- [DO THIS] Work out how many lines include "shown" and answer with that number only.

- [INPUT ROWS]
====

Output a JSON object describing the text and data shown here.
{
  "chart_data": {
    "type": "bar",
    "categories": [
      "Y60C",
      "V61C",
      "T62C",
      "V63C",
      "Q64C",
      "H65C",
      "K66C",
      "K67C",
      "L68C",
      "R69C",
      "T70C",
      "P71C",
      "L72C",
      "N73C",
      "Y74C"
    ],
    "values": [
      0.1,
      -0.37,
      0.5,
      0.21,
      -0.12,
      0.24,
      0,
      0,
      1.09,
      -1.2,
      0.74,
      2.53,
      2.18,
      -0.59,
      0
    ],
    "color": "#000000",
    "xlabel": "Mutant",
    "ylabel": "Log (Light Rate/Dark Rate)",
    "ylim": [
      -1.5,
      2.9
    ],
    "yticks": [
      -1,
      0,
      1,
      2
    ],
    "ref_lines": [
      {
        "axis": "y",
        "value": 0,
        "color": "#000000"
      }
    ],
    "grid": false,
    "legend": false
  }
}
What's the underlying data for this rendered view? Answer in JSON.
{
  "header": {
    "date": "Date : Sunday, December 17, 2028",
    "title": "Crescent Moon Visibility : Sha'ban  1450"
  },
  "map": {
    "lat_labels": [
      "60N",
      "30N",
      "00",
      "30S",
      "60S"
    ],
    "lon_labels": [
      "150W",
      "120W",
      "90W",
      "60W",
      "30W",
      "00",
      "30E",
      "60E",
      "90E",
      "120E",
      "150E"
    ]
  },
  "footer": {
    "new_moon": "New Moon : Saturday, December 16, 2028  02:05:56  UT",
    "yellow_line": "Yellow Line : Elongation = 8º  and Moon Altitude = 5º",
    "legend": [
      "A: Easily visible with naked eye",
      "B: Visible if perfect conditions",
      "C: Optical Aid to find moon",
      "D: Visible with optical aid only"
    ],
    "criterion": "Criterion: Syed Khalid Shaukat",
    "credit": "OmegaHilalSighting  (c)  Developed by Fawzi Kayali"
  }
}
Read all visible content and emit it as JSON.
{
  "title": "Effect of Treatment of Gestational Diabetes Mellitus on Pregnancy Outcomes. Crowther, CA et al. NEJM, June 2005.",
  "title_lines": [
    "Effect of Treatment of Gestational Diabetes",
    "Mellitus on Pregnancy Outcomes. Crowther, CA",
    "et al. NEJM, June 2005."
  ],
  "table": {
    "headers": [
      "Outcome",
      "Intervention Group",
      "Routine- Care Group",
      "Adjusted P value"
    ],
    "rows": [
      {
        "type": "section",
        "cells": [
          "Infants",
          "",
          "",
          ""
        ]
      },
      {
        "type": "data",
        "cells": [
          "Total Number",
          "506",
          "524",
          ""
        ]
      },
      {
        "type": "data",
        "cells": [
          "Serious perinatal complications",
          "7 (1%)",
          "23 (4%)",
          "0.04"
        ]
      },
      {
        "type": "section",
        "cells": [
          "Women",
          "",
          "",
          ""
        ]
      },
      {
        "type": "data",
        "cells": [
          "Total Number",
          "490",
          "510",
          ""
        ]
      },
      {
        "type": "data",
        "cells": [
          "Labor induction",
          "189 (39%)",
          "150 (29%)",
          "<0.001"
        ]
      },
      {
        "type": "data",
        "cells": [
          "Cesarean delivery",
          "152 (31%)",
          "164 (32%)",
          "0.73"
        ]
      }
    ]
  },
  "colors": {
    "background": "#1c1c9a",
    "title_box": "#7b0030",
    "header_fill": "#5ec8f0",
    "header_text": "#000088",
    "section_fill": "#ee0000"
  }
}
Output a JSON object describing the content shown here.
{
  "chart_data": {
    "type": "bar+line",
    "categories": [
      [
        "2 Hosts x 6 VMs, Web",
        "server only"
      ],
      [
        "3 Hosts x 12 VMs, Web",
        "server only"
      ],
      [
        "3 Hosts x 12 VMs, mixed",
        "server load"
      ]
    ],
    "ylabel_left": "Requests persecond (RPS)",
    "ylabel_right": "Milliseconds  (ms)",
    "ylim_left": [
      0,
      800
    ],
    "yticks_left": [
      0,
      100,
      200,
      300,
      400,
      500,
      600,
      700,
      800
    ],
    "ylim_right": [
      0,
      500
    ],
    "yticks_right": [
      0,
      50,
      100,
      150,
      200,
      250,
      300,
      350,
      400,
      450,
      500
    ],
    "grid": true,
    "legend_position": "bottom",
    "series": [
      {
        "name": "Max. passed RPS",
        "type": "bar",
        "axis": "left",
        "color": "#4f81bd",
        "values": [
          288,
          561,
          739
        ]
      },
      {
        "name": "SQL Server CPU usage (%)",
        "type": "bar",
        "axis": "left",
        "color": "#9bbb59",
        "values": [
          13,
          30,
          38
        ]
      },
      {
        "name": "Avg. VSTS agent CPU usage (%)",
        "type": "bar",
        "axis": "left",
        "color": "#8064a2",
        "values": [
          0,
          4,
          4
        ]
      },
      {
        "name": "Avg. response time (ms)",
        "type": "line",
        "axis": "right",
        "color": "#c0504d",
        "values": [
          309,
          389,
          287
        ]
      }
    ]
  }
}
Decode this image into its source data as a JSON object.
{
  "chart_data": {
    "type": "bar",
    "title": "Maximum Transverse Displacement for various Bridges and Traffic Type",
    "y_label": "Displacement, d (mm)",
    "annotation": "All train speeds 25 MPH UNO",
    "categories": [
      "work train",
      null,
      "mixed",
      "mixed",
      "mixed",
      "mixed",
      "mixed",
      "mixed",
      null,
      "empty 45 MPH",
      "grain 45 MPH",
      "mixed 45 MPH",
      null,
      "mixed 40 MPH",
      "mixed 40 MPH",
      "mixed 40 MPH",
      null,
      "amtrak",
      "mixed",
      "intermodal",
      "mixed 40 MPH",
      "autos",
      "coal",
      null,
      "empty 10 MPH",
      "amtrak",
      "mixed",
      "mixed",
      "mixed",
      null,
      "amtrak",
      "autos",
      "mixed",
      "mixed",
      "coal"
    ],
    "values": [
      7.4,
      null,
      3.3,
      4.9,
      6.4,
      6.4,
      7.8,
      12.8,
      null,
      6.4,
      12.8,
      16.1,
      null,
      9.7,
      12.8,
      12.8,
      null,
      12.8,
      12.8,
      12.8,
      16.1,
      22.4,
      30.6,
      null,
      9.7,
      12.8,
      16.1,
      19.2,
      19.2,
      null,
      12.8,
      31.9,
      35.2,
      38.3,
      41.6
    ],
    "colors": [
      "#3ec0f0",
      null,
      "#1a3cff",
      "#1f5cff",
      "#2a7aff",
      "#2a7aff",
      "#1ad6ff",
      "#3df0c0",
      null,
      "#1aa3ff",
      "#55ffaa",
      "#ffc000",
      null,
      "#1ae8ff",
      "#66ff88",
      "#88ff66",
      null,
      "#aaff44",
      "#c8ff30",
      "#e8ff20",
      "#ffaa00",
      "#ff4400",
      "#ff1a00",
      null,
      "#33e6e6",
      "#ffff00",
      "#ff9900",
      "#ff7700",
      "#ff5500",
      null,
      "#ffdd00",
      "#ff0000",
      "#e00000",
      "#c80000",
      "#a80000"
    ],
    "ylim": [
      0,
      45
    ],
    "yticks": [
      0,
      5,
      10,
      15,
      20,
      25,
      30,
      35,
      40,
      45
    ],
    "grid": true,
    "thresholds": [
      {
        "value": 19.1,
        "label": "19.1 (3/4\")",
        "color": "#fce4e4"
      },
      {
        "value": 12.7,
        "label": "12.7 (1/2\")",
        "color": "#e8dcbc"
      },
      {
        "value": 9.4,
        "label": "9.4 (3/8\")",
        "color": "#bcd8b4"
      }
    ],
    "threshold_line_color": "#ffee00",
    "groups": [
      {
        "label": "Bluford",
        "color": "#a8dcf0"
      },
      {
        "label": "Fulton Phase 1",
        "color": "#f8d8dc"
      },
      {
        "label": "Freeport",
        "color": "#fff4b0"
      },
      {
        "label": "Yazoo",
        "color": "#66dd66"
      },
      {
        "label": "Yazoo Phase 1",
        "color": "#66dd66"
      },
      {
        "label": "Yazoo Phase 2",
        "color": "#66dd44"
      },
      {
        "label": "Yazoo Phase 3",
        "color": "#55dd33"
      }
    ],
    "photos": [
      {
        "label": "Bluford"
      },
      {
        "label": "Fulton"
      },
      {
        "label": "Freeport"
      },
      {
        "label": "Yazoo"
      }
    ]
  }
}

====

- [ANSWER TO THE EXERCISE] 2